Copy every line of the material below word for word.

Rows from a figure dataset

— BEGIN —

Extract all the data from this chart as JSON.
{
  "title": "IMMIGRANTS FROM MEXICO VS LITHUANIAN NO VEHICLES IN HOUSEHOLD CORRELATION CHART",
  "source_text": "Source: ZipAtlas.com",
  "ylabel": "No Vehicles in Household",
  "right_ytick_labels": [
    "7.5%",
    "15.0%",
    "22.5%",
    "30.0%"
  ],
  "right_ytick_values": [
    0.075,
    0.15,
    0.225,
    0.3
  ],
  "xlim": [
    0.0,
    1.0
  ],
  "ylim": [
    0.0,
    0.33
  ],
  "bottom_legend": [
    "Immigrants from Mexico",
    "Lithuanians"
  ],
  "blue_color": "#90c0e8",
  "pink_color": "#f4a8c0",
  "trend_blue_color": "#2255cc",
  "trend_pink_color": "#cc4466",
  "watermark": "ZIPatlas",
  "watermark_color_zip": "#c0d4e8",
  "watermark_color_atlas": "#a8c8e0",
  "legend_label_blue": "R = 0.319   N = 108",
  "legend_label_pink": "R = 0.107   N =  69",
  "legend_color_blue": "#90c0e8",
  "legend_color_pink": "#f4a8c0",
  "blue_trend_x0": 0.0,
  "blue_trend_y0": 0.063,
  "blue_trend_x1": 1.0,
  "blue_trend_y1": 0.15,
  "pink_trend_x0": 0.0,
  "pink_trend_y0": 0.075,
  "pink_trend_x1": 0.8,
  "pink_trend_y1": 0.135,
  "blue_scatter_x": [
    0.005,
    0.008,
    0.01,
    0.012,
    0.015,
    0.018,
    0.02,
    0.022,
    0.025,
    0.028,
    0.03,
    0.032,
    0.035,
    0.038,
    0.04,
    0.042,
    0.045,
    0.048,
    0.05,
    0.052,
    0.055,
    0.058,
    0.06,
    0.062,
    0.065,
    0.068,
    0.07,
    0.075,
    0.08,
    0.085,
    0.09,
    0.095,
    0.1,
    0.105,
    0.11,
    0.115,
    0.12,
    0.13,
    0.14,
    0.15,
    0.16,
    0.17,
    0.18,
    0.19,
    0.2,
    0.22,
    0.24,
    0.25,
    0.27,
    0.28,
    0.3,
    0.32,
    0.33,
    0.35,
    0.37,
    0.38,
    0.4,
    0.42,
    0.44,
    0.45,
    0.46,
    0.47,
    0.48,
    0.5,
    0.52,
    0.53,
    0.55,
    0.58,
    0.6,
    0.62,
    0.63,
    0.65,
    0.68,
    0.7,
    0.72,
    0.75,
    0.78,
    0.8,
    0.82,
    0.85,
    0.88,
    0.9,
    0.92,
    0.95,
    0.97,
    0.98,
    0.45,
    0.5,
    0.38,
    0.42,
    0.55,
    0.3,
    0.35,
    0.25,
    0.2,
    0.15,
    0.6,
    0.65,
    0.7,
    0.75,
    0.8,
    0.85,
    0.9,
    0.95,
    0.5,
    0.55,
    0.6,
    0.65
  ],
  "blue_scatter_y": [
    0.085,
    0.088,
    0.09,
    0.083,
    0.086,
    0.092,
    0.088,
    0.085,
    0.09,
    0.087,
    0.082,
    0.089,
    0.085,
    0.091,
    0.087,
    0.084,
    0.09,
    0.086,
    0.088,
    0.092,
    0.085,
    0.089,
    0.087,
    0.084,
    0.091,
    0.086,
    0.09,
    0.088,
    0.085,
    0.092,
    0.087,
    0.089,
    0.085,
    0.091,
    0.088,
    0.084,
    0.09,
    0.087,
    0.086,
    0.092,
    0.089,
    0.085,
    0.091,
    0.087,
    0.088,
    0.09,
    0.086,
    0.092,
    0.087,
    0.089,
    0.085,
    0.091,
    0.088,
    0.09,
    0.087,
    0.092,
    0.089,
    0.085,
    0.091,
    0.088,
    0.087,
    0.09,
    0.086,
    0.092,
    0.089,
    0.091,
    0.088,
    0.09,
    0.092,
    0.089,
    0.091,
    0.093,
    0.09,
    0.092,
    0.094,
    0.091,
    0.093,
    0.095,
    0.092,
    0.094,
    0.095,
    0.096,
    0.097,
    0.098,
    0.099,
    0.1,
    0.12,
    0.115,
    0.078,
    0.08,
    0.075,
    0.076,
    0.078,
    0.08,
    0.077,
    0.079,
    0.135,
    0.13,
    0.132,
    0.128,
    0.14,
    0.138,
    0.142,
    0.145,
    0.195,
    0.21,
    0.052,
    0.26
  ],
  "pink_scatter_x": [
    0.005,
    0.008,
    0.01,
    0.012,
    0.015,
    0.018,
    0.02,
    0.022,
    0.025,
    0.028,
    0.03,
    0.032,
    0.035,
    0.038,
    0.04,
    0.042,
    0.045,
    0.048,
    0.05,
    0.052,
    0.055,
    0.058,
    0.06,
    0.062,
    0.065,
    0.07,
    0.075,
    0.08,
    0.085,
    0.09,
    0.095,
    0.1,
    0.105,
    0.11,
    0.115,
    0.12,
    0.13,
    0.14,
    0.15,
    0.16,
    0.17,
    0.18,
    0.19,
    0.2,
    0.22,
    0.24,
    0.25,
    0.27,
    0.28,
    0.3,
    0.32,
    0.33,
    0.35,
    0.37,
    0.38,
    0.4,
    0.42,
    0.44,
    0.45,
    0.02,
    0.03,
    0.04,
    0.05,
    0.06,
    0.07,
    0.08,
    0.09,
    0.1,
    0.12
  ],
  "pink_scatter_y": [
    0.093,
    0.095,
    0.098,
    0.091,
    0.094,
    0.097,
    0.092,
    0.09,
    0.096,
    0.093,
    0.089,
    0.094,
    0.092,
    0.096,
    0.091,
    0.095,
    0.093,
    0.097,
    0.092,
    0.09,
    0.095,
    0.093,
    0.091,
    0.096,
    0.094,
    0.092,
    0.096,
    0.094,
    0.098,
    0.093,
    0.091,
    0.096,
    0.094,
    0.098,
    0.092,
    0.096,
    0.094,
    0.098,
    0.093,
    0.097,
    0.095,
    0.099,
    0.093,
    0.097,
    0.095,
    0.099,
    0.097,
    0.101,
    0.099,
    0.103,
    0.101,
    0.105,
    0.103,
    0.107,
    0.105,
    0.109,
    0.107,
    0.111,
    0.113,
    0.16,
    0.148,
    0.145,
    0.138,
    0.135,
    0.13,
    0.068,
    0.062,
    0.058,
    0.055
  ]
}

— END —

# In response:
Extract all the data from this chart as JSON.
{
  "title": "IMMIGRANTS FROM MEXICO VS LITHUANIAN NO VEHICLES IN HOUSEHOLD CORRELATION CHART",
  "source_text": "Source: ZipAtlas.com",
  "ylabel": "No Vehicles in Household",
  "right_ytick_labels": [
    "7.5%",
    "15.0%",
    "22.5%",
    "30.0%"
  ],
  "right_ytick_values": [
    0.075,
    0.15,
    0.225,
    0.3
  ],
  "xlim": [
    0.0,
    1.0
  ],
  "ylim": [
    0.0,
    0.33
  ],
  "bottom_legend": [
    "Immigrants from Mexico",
    "Lithuanians"
  ],
  "blue_color": "#90c0e8",
  "pink_color": "#f4a8c0",
  "trend_blue_color": "#2255cc",
  "trend_pink_color": "#cc4466",
  "watermark": "ZIPatlas",
  "watermark_color_zip": "#c0d4e8",
  "watermark_color_atlas": "#a8c8e0",
  "legend_label_blue": "R = 0.319   N = 108",
  "legend_label_pink": "R = 0.107   N =  69",
  "legend_color_blue": "#90c0e8",
  "legend_color_pink": "#f4a8c0",
  "blue_trend_x0": 0.0,
  "blue_trend_y0": 0.063,
  "blue_trend_x1": 1.0,
  "blue_trend_y1": 0.15,
  "pink_trend_x0": 0.0,
  "pink_trend_y0": 0.075,
  "pink_trend_x1": 0.8,
  "pink_trend_y1": 0.135,
  "blue_scatter_x": [
    0.005,
    0.008,
    0.01,
    0.012,
    0.015,
    0.018,
    0.02,
    0.022,
    0.025,
    0.028,
    0.03,
    0.032,
    0.035,
    0.038,
    0.04,
    0.042,
    0.045,
    0.048,
    0.05,
    0.052,
    0.055,
    0.058,
    0.06,
    0.062,
    0.065,
    0.068,
    0.07,
    0.075,
    0.08,
    0.085,
    0.09,
    0.095,
    0.1,
    0.105,
    0.11,
    0.115,
    0.12,
    0.13,
    0.14,
    0.15,
    0.16,
    0.17,
    0.18,
    0.19,
    0.2,
    0.22,
    0.24,
    0.25,
    0.27,
    0.28,
    0.3,
    0.32,
    0.33,
    0.35,
    0.37,
    0.38,
    0.4,
    0.42,
    0.44,
    0.45,
    0.46,
    0.47,
    0.48,
    0.5,
    0.52,
    0.53,
    0.55,
    0.58,
    0.6,
    0.62,
    0.63,
    0.65,
    0.68,
    0.7,
    0.72,
    0.75,
    0.78,
    0.8,
    0.82,
    0.85,
    0.88,
    0.9,
    0.92,
    0.95,
    0.97,
    0.98,
    0.45,
    0.5,
    0.38,
    0.42,
    0.55,
    0.3,
    0.35,
    0.25,
    0.2,
    0.15,
    0.6,
    0.65,
    0.7,
    0.75,
    0.8,
    0.85,
    0.9,
    0.95,
    0.5,
    0.55,
    0.6,
    0.65
  ],
  "blue_scatter_y": [
    0.085,
    0.088,
    0.09,
    0.083,
    0.086,
    0.092,
    0.088,
    0.085,
    0.09,
    0.087,
    0.082,
    0.089,
    0.085,
    0.091,
    0.087,
    0.084,
    0.09,
    0.086,
    0.088,
    0.092,
    0.085,
    0.089,
    0.087,
    0.084,
    0.091,
    0.086,
    0.09,
    0.088,
    0.085,
    0.092,
    0.087,
    0.089,
    0.085,
    0.091,
    0.088,
    0.084,
    0.09,
    0.087,
    0.086,
    0.092,
    0.089,
    0.085,
    0.091,
    0.087,
    0.088,
    0.09,
    0.086,
    0.092,
    0.087,
    0.089,
    0.085,
    0.091,
    0.088,
    0.09,
    0.087,
    0.092,
    0.089,
    0.085,
    0.091,
    0.088,
    0.087,
    0.09,
    0.086,
    0.092,
    0.089,
    0.091,
    0.088,
    0.09,
    0.092,
    0.089,
    0.091,
    0.093,
    0.09,
    0.092,
    0.094,
    0.091,
    0.093,
    0.095,
    0.092,
    0.094,
    0.095,
    0.096,
    0.097,
    0.098,
    0.099,
    0.1,
    0.12,
    0.115,
    0.078,
    0.08,
    0.075,
    0.076,
    0.078,
    0.08,
    0.077,
    0.079,
    0.135,
    0.13,
    0.132,
    0.128,
    0.14,
    0.138,
    0.142,
    0.145,
    0.195,
    0.21,
    0.052,
    0.26
  ],
  "pink_scatter_x": [
    0.005,
    0.008,
    0.01,
    0.012,
    0.015,
    0.018,
    0.02,
    0.022,
    0.025,
    0.028,
    0.03,
    0.032,
    0.035,
    0.038,
    0.04,
    0.042,
    0.045,
    0.048,
    0.05,
    0.052,
    0.055,
    0.058,
    0.06,
    0.062,
    0.065,
    0.07,
    0.075,
    0.08,
    0.085,
    0.09,
    0.095,
    0.1,
    0.105,
    0.11,
    0.115,
    0.12,
    0.13,
    0.14,
    0.15,
    0.16,
    0.17,
    0.18,
    0.19,
    0.2,
    0.22,
    0.24,
    0.25,
    0.27,
    0.28,
    0.3,
    0.32,
    0.33,
    0.35,
    0.37,
    0.38,
    0.4,
    0.42,
    0.44,
    0.45,
    0.02,
    0.03,
    0.04,
    0.05,
    0.06,
    0.07,
    0.08,
    0.09,
    0.1,
    0.12
  ],
  "pink_scatter_y": [
    0.093,
    0.095,
    0.098,
    0.091,
    0.094,
    0.097,
    0.092,
    0.09,
    0.096,
    0.093,
    0.089,
    0.094,
    0.092,
    0.096,
    0.091,
    0.095,
    0.093,
    0.097,
    0.092,
    0.09,
    0.095,
    0.093,
    0.091,
    0.096,
    0.094,
    0.092,
    0.096,
    0.094,
    0.098,
    0.093,
    0.091,
    0.096,
    0.094,
    0.098,
    0.092,
    0.096,
    0.094,
    0.098,
    0.093,
    0.097,
    0.095,
    0.099,
    0.093,
    0.097,
    0.095,
    0.099,
    0.097,
    0.101,
    0.099,
    0.103,
    0.101,
    0.105,
    0.103,
    0.107,
    0.105,
    0.109,
    0.107,
    0.111,
    0.113,
    0.16,
    0.148,
    0.145,
    0.138,
    0.135,
    0.13,
    0.068,
    0.062,
    0.058,
    0.055
  ]
}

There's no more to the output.